■ **Requirements**: Provide a single number: the count of lines containing the string "color".

■ **Data supplied**:

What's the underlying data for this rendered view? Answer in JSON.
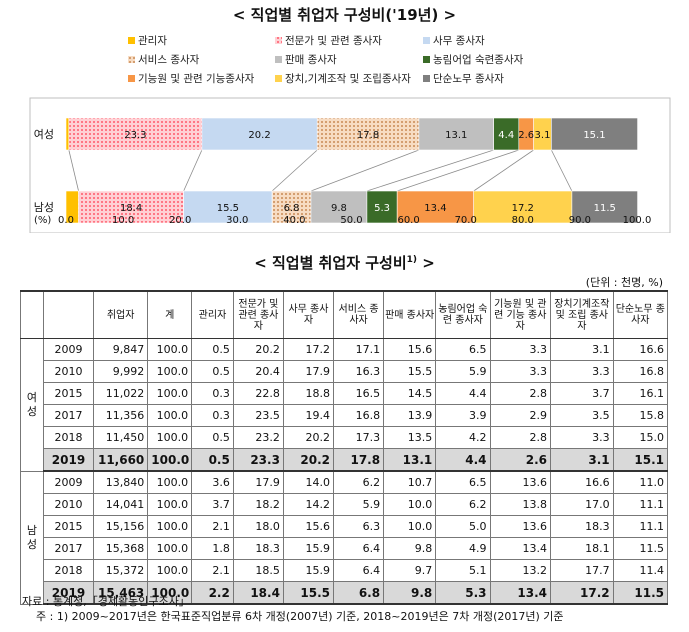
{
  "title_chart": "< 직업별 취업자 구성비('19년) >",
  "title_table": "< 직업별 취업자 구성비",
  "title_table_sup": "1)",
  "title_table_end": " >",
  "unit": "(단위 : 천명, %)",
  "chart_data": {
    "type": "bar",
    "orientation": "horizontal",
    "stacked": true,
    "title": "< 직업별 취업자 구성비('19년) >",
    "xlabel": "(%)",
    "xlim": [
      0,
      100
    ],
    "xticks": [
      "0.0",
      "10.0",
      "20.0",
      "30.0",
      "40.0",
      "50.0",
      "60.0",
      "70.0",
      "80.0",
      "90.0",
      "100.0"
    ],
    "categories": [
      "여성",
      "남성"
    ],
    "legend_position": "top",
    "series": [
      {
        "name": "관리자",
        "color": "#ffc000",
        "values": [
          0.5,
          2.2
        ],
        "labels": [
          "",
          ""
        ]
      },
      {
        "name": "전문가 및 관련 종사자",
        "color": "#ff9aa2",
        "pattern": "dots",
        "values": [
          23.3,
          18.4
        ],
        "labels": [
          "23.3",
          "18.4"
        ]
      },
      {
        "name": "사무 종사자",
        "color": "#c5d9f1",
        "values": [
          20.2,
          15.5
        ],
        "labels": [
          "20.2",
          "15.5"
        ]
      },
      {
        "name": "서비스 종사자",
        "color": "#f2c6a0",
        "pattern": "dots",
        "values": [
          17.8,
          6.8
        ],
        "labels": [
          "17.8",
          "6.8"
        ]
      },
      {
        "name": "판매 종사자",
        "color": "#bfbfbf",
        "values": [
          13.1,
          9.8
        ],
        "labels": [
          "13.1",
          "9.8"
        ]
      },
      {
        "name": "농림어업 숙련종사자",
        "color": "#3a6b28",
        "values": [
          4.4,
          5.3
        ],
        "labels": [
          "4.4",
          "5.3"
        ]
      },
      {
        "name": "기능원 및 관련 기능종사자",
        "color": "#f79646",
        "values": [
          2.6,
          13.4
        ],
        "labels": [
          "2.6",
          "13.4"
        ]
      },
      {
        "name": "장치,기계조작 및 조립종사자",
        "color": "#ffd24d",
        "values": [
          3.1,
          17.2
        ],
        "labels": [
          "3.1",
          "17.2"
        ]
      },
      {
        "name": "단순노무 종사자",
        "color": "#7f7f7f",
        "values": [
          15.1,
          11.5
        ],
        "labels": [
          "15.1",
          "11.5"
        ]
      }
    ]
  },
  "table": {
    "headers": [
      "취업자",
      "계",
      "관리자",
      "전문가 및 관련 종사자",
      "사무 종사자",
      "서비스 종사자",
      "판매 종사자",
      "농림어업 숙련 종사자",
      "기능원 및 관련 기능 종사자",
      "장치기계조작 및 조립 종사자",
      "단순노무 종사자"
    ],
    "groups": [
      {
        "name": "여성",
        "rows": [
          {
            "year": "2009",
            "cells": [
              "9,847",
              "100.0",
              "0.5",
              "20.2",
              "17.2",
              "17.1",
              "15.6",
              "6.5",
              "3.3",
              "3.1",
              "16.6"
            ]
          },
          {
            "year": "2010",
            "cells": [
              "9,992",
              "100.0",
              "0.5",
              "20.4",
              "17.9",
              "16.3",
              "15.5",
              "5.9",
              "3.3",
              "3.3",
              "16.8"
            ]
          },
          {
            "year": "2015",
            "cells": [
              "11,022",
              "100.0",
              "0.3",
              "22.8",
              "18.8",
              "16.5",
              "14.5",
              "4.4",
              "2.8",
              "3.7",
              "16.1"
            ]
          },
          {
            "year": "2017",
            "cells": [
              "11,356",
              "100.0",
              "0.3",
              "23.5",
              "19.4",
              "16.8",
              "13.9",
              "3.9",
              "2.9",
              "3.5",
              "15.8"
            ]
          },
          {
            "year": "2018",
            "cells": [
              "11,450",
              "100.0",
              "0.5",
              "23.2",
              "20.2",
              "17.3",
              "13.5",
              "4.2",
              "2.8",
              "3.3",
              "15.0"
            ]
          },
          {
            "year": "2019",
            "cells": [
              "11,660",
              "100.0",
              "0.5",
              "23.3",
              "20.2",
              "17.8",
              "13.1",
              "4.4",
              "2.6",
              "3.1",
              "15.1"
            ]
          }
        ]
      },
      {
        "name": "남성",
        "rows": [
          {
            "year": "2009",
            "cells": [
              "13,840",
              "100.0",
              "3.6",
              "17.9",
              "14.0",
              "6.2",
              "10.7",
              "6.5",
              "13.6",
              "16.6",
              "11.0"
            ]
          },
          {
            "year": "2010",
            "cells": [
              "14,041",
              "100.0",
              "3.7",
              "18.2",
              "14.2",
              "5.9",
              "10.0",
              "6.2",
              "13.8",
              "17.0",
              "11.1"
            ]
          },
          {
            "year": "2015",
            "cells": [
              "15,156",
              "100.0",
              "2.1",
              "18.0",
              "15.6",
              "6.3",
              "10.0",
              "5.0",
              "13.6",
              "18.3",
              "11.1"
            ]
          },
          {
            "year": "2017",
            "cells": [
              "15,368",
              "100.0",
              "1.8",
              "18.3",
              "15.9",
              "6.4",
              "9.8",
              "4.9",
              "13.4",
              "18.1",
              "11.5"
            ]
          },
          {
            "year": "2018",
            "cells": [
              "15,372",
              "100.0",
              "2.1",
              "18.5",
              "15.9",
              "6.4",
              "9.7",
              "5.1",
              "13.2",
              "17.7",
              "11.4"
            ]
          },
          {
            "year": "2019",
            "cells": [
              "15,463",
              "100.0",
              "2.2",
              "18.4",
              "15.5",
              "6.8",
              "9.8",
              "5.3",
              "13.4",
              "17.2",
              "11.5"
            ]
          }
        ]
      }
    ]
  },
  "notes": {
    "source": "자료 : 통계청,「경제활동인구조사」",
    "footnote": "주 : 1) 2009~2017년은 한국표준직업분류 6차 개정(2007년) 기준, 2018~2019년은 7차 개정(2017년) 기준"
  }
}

■ **The solution**: 9